- _PROBLEM STATEMENT_
Return every entry exactly as written.

- _TASK INPUT_
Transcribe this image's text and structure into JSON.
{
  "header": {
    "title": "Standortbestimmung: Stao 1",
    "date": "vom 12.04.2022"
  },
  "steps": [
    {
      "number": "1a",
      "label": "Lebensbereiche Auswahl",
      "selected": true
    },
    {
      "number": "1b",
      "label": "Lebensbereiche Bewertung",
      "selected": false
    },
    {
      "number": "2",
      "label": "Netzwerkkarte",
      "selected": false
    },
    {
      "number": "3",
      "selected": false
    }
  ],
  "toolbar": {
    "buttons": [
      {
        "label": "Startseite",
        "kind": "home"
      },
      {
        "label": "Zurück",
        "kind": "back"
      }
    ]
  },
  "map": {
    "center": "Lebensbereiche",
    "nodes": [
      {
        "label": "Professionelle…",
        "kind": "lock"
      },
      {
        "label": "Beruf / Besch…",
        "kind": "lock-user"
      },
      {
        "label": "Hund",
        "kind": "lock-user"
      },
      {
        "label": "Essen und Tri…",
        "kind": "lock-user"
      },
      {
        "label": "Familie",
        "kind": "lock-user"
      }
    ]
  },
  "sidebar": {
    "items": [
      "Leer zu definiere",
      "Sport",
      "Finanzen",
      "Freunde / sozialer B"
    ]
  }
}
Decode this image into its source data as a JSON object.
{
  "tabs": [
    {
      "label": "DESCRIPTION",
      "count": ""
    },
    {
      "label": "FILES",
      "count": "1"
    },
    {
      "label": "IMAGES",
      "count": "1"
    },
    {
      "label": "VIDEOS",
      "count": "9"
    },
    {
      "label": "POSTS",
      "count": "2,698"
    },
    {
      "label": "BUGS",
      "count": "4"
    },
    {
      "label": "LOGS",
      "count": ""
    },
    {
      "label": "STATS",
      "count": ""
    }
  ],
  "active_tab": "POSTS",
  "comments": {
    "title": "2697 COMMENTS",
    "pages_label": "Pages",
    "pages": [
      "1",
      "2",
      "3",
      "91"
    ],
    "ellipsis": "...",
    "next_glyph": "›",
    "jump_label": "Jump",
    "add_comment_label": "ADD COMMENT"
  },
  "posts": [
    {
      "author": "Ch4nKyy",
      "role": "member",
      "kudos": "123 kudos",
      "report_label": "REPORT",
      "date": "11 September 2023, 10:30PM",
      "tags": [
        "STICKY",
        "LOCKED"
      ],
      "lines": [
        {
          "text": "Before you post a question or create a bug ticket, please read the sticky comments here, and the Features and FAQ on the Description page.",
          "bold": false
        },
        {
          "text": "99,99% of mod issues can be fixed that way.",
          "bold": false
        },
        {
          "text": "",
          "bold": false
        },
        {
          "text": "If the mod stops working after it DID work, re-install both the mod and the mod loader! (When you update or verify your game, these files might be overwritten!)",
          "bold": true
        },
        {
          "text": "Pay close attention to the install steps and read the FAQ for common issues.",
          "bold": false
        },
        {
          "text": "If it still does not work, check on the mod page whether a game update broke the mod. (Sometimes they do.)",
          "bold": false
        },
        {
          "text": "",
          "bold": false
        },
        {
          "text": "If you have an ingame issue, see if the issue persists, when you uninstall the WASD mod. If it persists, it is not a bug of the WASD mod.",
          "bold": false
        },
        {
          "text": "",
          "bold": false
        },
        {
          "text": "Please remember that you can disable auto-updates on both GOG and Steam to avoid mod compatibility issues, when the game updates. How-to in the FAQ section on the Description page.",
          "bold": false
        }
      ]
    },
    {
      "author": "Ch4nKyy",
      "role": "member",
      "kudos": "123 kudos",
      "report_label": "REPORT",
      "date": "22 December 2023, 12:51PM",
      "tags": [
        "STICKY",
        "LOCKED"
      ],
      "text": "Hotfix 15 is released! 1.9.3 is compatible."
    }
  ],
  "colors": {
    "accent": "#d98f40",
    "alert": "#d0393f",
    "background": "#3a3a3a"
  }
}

- _RESULT_
Transcribe this image's text and structure into JSON.
{
  "header": {
    "title": "Standortbestimmung: Stao 1",
    "date": "vom 12.04.2022"
  },
  "steps": [
    {
      "number": "1a",
      "label": "Lebensbereiche Auswahl",
      "selected": true
    },
    {
      "number": "1b",
      "label": "Lebensbereiche Bewertung",
      "selected": false
    },
    {
      "number": "2",
      "label": "Netzwerkkarte",
      "selected": false
    },
    {
      "number": "3",
      "selected": false
    }
  ],
  "toolbar": {
    "buttons": [
      {
        "label": "Startseite",
        "kind": "home"
      },
      {
        "label": "Zurück",
        "kind": "back"
      }
    ]
  },
  "map": {
    "center": "Lebensbereiche",
    "nodes": [
      {
        "label": "Professionelle…",
        "kind": "lock"
      },
      {
        "label": "Beruf / Besch…",
        "kind": "lock-user"
      },
      {
        "label": "Hund",
        "kind": "lock-user"
      },
      {
        "label": "Essen und Tri…",
        "kind": "lock-user"
      },
      {
        "label": "Familie",
        "kind": "lock-user"
      }
    ]
  },
  "sidebar": {
    "items": [
      "Leer zu definiere",
      "Sport",
      "Finanzen",
      "Freunde / sozialer B"
    ]
  }
}
Decode this image into its source data as a JSON object.
{
  "tabs": [
    {
      "label": "DESCRIPTION",
      "count": ""
    },
    {
      "label": "FILES",
      "count": "1"
    },
    {
      "label": "IMAGES",
      "count": "1"
    },
    {
      "label": "VIDEOS",
      "count": "9"
    },
    {
      "label": "POSTS",
      "count": "2,698"
    },
    {
      "label": "BUGS",
      "count": "4"
    },
    {
      "label": "LOGS",
      "count": ""
    },
    {
      "label": "STATS",
      "count": ""
    }
  ],
  "active_tab": "POSTS",
  "comments": {
    "title": "2697 COMMENTS",
    "pages_label": "Pages",
    "pages": [
      "1",
      "2",
      "3",
      "91"
    ],
    "ellipsis": "...",
    "next_glyph": "›",
    "jump_label": "Jump",
    "add_comment_label": "ADD COMMENT"
  },
  "posts": [
    {
      "author": "Ch4nKyy",
      "role": "member",
      "kudos": "123 kudos",
      "report_label": "REPORT",
      "date": "11 September 2023, 10:30PM",
      "tags": [
        "STICKY",
        "LOCKED"
      ],
      "lines": [
        {
          "text": "Before you post a question or create a bug ticket, please read the sticky comments here, and the Features and FAQ on the Description page.",
          "bold": false
        },
        {
          "text": "99,99% of mod issues can be fixed that way.",
          "bold": false
        },
        {
          "text": "",
          "bold": false
        },
        {
          "text": "If the mod stops working after it DID work, re-install both the mod and the mod loader! (When you update or verify your game, these files might be overwritten!)",
          "bold": true
        },
        {
          "text": "Pay close attention to the install steps and read the FAQ for common issues.",
          "bold": false
        },
        {
          "text": "If it still does not work, check on the mod page whether a game update broke the mod. (Sometimes they do.)",
          "bold": false
        },
        {
          "text": "",
          "bold": false
        },
        {
          "text": "If you have an ingame issue, see if the issue persists, when you uninstall the WASD mod. If it persists, it is not a bug of the WASD mod.",
          "bold": false
        },
        {
          "text": "",
          "bold": false
        },
        {
          "text": "Please remember that you can disable auto-updates on both GOG and Steam to avoid mod compatibility issues, when the game updates. How-to in the FAQ section on the Description page.",
          "bold": false
        }
      ]
    },
    {
      "author": "Ch4nKyy",
      "role": "member",
      "kudos": "123 kudos",
      "report_label": "REPORT",
      "date": "22 December 2023, 12:51PM",
      "tags": [
        "STICKY",
        "LOCKED"
      ],
      "text": "Hotfix 15 is released! 1.9.3 is compatible."
    }
  ],
  "colors": {
    "accent": "#d98f40",
    "alert": "#d0393f",
    "background": "#3a3a3a"
  }
}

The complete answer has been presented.